- What is required
Write the data out again, character for character, with no images.

Collected data entries:
● ● ● ● ● ● ●

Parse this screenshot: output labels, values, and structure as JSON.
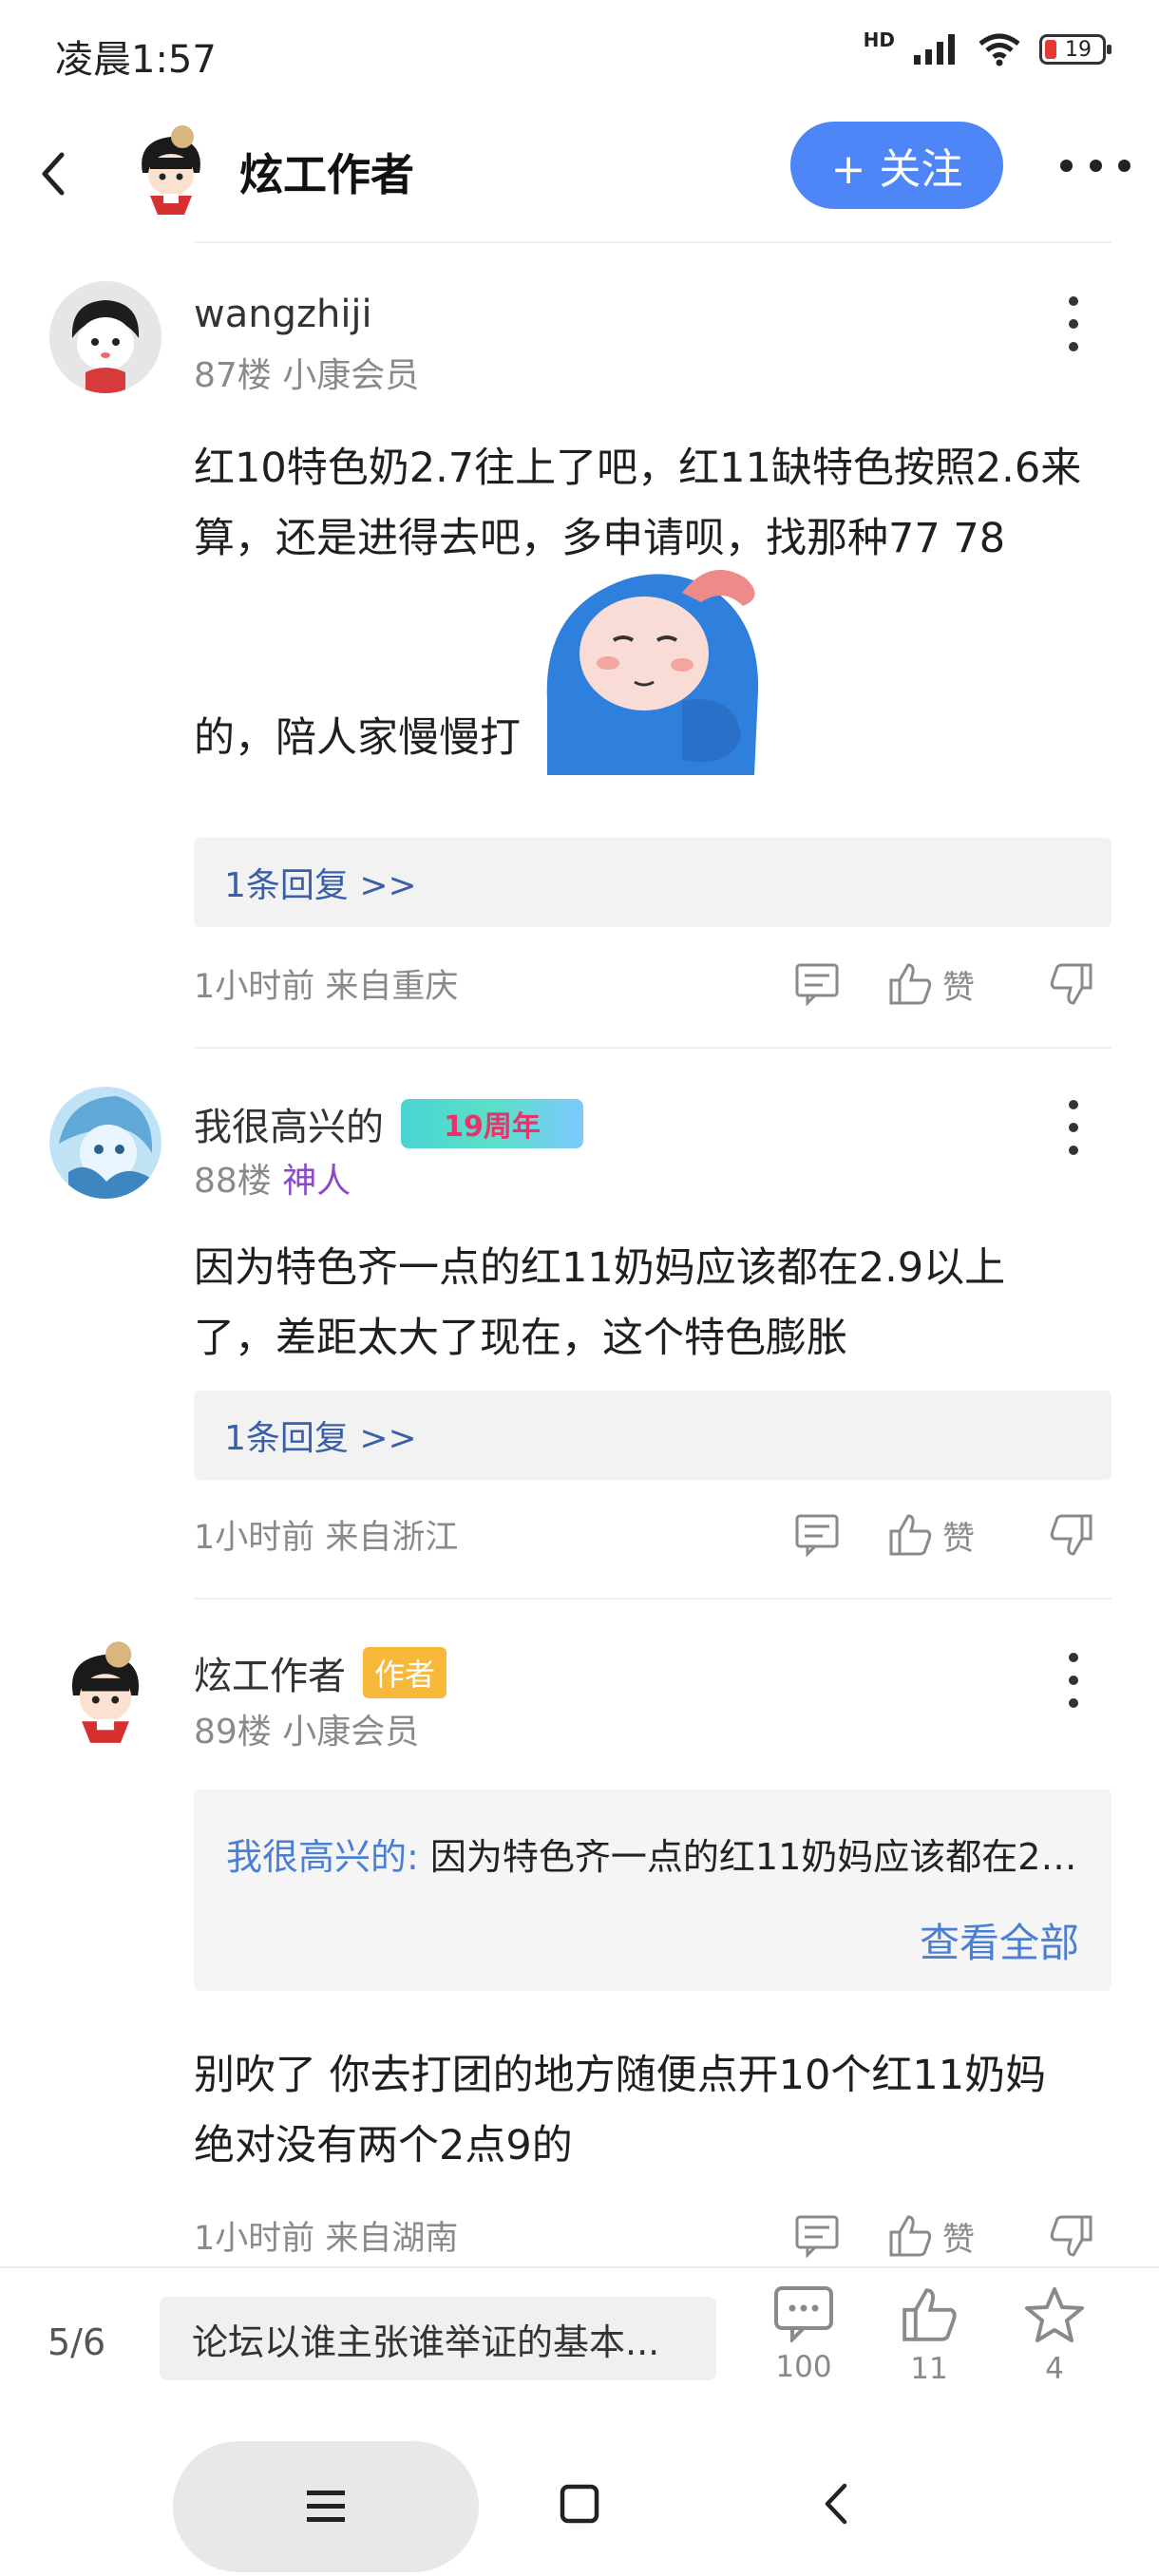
{
  "status": {
    "time": "凌晨1:57",
    "battery": "19",
    "network_label": "HD"
  },
  "header": {
    "title": "炫工作者",
    "follow_label": "+ 关注"
  },
  "posts": [
    {
      "author": "wangzhiji",
      "floor": "87楼",
      "level": "小康会员",
      "content_line1": "红10特色奶2.7往上了吧，红11缺特色按照2.6来",
      "content_line2": "算，还是进得去吧，多申请呗，找那种77 78",
      "content_line3": "的，陪人家慢慢打",
      "reply_link": "1条回复 >>",
      "time": "1小时前",
      "location": "来自重庆",
      "like_label": "赞"
    },
    {
      "author": "我很高兴的",
      "badge": "19周年",
      "floor": "88楼",
      "level": "神人",
      "content_line1": "因为特色齐一点的红11奶妈应该都在2.9以上",
      "content_line2": "了，差距太大了现在，这个特色膨胀",
      "reply_link": "1条回复 >>",
      "time": "1小时前",
      "location": "来自浙江",
      "like_label": "赞"
    },
    {
      "author": "炫工作者",
      "badge": "作者",
      "floor": "89楼",
      "level": "小康会员",
      "quote_author": "我很高兴的:",
      "quote_text": " 因为特色齐一点的红11奶妈应该都在2....",
      "quote_more": "查看全部",
      "content_line1": "别吹了 你去打团的地方随便点开10个红11奶妈",
      "content_line2": "绝对没有两个2点9的",
      "time": "1小时前",
      "location": "来自湖南",
      "like_label": "赞"
    }
  ],
  "bottom_bar": {
    "page_indicator": "5/6",
    "reply_preview": "论坛以谁主张谁举证的基本...",
    "comment_count": "100",
    "like_count": "11",
    "fav_count": "4"
  },
  "colors": {
    "accent": "#4f86f7",
    "link": "#4a7fd3",
    "author_badge": "#f8b93b"
  }
}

● ● ● ● ● ● ●

- Solution for this problem
Parse this screenshot: output labels, values, and structure as JSON.
{
  "status": {
    "time": "凌晨1:57",
    "battery": "19",
    "network_label": "HD"
  },
  "header": {
    "title": "炫工作者",
    "follow_label": "+ 关注"
  },
  "posts": [
    {
      "author": "wangzhiji",
      "floor": "87楼",
      "level": "小康会员",
      "content_line1": "红10特色奶2.7往上了吧，红11缺特色按照2.6来",
      "content_line2": "算，还是进得去吧，多申请呗，找那种77 78",
      "content_line3": "的，陪人家慢慢打",
      "reply_link": "1条回复 >>",
      "time": "1小时前",
      "location": "来自重庆",
      "like_label": "赞"
    },
    {
      "author": "我很高兴的",
      "badge": "19周年",
      "floor": "88楼",
      "level": "神人",
      "content_line1": "因为特色齐一点的红11奶妈应该都在2.9以上",
      "content_line2": "了，差距太大了现在，这个特色膨胀",
      "reply_link": "1条回复 >>",
      "time": "1小时前",
      "location": "来自浙江",
      "like_label": "赞"
    },
    {
      "author": "炫工作者",
      "badge": "作者",
      "floor": "89楼",
      "level": "小康会员",
      "quote_author": "我很高兴的:",
      "quote_text": " 因为特色齐一点的红11奶妈应该都在2....",
      "quote_more": "查看全部",
      "content_line1": "别吹了 你去打团的地方随便点开10个红11奶妈",
      "content_line2": "绝对没有两个2点9的",
      "time": "1小时前",
      "location": "来自湖南",
      "like_label": "赞"
    }
  ],
  "bottom_bar": {
    "page_indicator": "5/6",
    "reply_preview": "论坛以谁主张谁举证的基本...",
    "comment_count": "100",
    "like_count": "11",
    "fav_count": "4"
  },
  "colors": {
    "accent": "#4f86f7",
    "link": "#4a7fd3",
    "author_badge": "#f8b93b"
  }
}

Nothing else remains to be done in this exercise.